* [Data shown]
━━━━━━━━━━

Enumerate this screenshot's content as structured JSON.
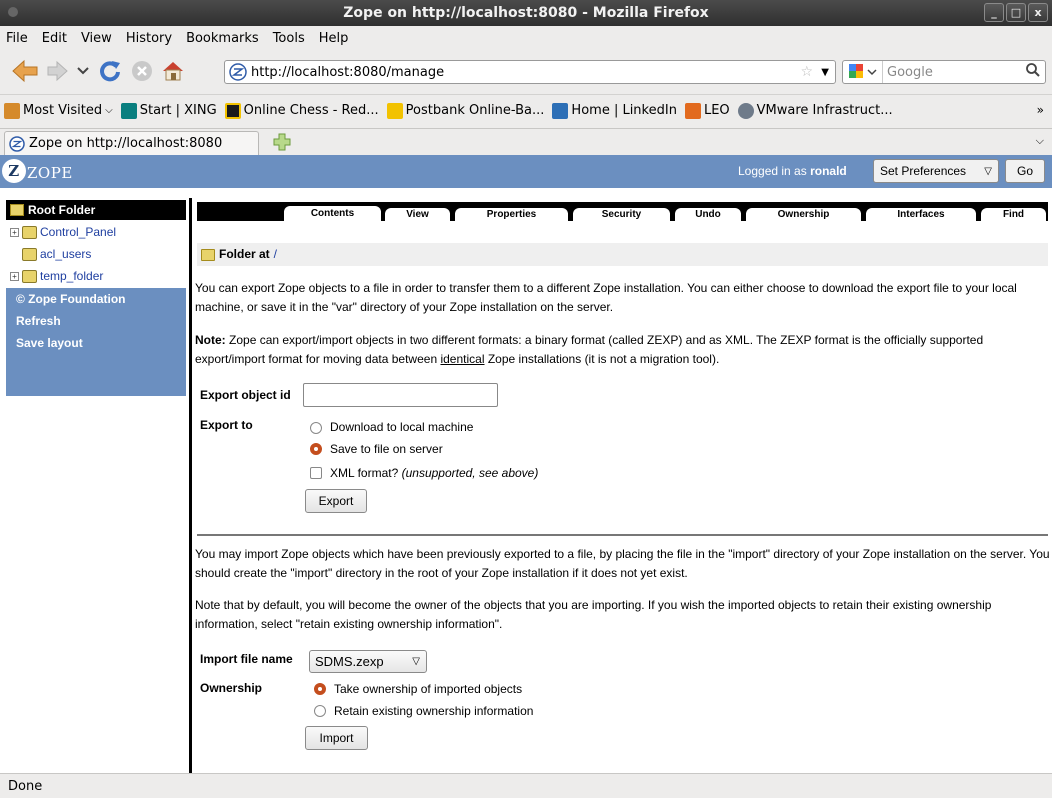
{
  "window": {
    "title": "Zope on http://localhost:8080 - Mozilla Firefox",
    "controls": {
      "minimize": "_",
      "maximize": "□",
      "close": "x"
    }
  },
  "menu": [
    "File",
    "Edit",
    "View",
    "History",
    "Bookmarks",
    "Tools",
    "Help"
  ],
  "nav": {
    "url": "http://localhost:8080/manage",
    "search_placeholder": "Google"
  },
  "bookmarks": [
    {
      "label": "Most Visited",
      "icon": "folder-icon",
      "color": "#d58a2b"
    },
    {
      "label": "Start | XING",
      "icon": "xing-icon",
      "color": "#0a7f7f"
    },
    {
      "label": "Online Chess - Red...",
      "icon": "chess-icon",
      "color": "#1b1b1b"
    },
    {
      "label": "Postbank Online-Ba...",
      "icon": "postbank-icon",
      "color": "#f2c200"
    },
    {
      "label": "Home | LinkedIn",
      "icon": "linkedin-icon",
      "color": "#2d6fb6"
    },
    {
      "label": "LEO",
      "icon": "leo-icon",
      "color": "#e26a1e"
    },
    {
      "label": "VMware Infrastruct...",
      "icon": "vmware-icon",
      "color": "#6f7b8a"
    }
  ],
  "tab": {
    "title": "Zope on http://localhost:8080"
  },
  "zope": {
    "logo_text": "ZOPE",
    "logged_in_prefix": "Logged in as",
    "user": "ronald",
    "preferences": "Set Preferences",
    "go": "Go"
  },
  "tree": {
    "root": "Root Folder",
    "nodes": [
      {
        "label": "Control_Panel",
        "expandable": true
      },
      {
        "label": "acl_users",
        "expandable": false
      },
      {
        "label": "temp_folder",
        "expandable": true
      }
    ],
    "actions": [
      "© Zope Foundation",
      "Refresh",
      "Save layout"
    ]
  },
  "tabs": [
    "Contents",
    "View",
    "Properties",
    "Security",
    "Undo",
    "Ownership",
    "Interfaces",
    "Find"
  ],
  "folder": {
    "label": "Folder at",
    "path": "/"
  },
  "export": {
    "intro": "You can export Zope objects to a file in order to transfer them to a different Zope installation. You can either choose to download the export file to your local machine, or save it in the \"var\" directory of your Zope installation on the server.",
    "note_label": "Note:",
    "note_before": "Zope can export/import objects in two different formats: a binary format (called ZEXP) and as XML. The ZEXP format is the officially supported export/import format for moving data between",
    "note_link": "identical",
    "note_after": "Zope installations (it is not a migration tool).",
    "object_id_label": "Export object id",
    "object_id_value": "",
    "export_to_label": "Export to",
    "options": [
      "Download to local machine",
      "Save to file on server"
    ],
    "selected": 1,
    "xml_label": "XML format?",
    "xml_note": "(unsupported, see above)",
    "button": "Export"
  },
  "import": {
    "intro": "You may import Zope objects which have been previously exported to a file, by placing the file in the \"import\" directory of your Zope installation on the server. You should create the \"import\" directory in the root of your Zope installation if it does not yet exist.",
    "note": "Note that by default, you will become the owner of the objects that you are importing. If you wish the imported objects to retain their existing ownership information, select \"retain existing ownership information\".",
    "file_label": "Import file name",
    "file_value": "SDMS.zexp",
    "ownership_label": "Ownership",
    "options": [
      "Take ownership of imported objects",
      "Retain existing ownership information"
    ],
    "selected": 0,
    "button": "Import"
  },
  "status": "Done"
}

━━━━━━━━━━

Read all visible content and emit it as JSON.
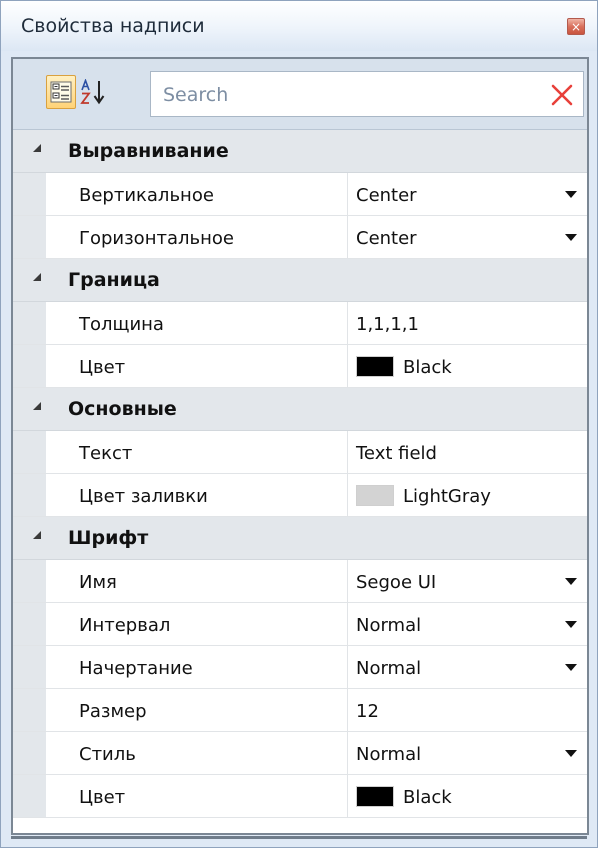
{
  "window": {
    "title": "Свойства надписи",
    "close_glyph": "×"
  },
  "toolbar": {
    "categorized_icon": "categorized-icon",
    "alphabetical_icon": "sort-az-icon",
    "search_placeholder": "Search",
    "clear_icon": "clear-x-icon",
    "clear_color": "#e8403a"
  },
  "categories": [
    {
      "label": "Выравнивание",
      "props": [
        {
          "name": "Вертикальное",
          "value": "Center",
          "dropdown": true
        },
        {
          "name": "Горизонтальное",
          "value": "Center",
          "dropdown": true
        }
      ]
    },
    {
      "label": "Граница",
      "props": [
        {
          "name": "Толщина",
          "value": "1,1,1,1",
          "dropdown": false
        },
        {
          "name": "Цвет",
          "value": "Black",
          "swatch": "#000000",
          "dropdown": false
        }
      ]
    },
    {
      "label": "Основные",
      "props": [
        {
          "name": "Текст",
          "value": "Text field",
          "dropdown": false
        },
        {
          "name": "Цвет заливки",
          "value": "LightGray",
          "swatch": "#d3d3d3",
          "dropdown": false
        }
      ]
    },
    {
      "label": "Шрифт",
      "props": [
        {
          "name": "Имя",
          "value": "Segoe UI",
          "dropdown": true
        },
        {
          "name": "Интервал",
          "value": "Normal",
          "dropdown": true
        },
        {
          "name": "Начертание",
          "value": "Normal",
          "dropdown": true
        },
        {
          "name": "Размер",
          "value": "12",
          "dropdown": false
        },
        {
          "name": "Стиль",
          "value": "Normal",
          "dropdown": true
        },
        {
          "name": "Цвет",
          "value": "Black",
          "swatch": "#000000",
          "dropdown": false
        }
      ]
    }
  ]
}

━━━━━━━━━━

* [Your task] Read through the entries and copy each line in which "information" appears.

* [Result for this exercise]
    "note": "Note that by default, you will become the owner of the objects that you are importing. If you wish the imported objects to retain their existing ownership information, select \"retain existing ownership information\".",
      "Retain existing ownership information"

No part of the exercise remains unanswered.